▶ _Set exercise_:
Count how many lines below include the string "forwarded", and give that number without anything else.

▶ _Entries provided_:
%%

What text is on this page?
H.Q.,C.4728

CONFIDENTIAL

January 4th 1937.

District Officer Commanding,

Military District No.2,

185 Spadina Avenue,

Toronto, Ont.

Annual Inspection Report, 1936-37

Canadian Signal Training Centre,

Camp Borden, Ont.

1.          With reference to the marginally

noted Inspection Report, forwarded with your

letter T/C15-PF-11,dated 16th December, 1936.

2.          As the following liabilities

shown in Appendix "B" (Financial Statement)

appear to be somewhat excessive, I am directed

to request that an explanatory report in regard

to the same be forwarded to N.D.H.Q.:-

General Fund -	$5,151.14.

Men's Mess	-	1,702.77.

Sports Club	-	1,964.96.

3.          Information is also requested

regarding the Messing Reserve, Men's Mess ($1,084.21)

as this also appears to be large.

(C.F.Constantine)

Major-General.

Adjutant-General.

%%

▶ _Expected answer_:
2